SHORT EXERCISE:
Your task is to transcribe all of the records exactly and leave out the pictures.

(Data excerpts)
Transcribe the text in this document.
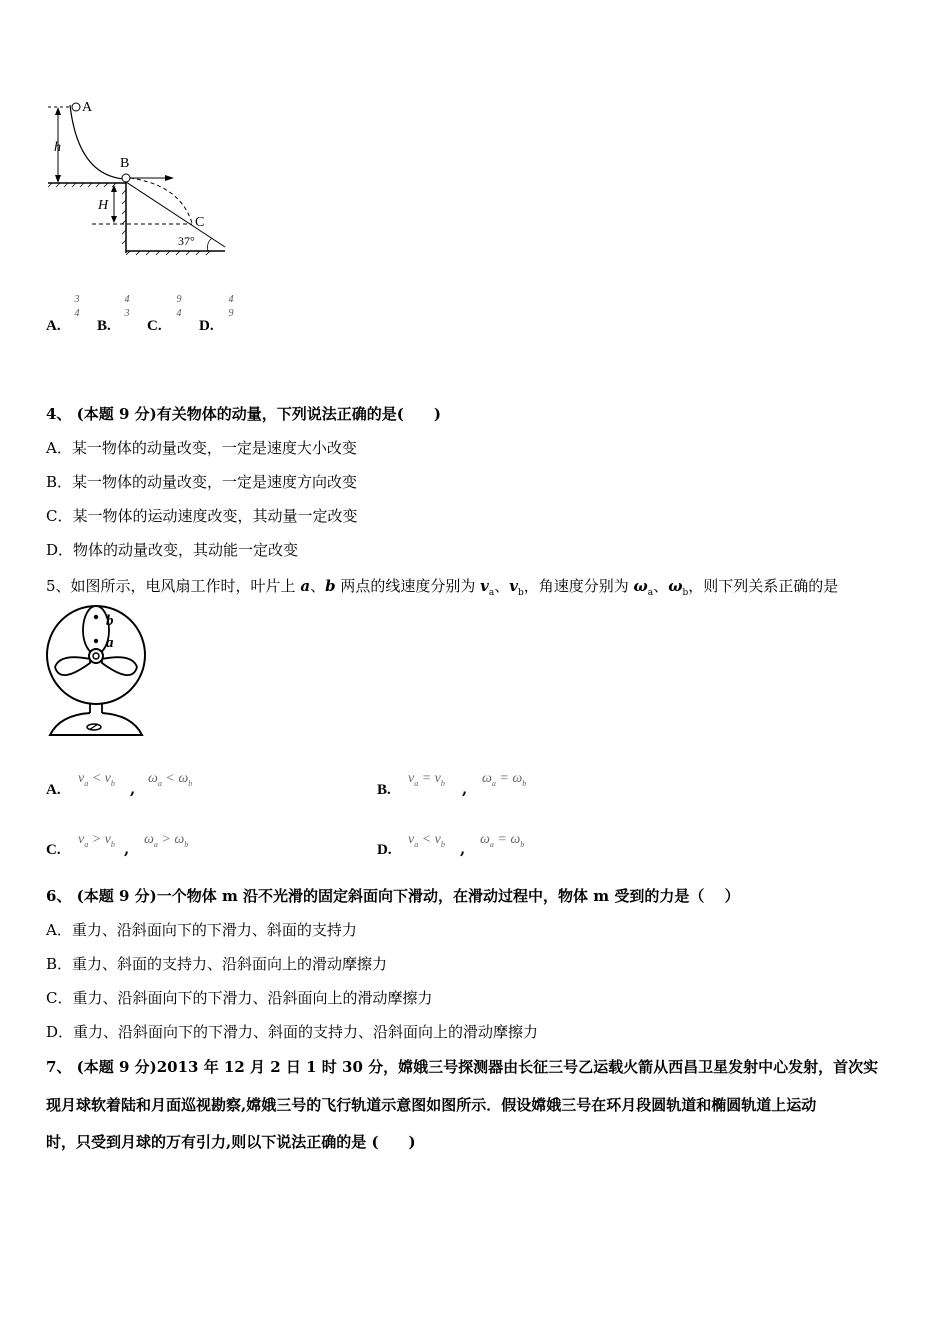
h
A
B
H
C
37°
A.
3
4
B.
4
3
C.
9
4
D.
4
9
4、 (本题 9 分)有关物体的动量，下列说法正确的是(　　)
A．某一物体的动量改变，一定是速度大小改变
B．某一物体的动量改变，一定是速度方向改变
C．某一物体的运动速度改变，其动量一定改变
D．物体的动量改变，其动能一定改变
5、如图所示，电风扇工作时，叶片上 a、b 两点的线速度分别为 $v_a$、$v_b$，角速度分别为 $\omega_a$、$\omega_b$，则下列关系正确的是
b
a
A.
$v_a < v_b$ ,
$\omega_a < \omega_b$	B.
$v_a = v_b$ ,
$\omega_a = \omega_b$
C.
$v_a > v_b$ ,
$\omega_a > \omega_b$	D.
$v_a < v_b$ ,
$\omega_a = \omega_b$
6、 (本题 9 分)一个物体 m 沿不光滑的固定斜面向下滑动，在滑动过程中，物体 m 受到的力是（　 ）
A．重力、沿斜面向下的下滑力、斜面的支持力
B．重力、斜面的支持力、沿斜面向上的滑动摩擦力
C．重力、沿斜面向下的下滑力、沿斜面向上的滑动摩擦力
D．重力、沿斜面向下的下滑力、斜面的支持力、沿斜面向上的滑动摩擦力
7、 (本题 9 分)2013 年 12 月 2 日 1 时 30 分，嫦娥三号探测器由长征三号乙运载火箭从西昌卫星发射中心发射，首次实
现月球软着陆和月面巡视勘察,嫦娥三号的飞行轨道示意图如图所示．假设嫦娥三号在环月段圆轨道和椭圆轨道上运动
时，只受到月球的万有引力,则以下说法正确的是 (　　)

RESULT FOR THIS TASK:
Transcribe the text in this document.
h
A
B
H
C
37°
A.
3
4
B.
4
3
C.
9
4
D.
4
9
4、 (本题 9 分)有关物体的动量，下列说法正确的是(　　)
A．某一物体的动量改变，一定是速度大小改变
B．某一物体的动量改变，一定是速度方向改变
C．某一物体的运动速度改变，其动量一定改变
D．物体的动量改变，其动能一定改变
5、如图所示，电风扇工作时，叶片上 a、b 两点的线速度分别为 $v_a$、$v_b$，角速度分别为 $\omega_a$、$\omega_b$，则下列关系正确的是
b
a
A.
$v_a < v_b$ ,
$\omega_a < \omega_b$	B.
$v_a = v_b$ ,
$\omega_a = \omega_b$
C.
$v_a > v_b$ ,
$\omega_a > \omega_b$	D.
$v_a < v_b$ ,
$\omega_a = \omega_b$
6、 (本题 9 分)一个物体 m 沿不光滑的固定斜面向下滑动，在滑动过程中，物体 m 受到的力是（　 ）
A．重力、沿斜面向下的下滑力、斜面的支持力
B．重力、斜面的支持力、沿斜面向上的滑动摩擦力
C．重力、沿斜面向下的下滑力、沿斜面向上的滑动摩擦力
D．重力、沿斜面向下的下滑力、斜面的支持力、沿斜面向上的滑动摩擦力
7、 (本题 9 分)2013 年 12 月 2 日 1 时 30 分，嫦娥三号探测器由长征三号乙运载火箭从西昌卫星发射中心发射，首次实
现月球软着陆和月面巡视勘察,嫦娥三号的飞行轨道示意图如图所示．假设嫦娥三号在环月段圆轨道和椭圆轨道上运动
时，只受到月球的万有引力,则以下说法正确的是 (　　)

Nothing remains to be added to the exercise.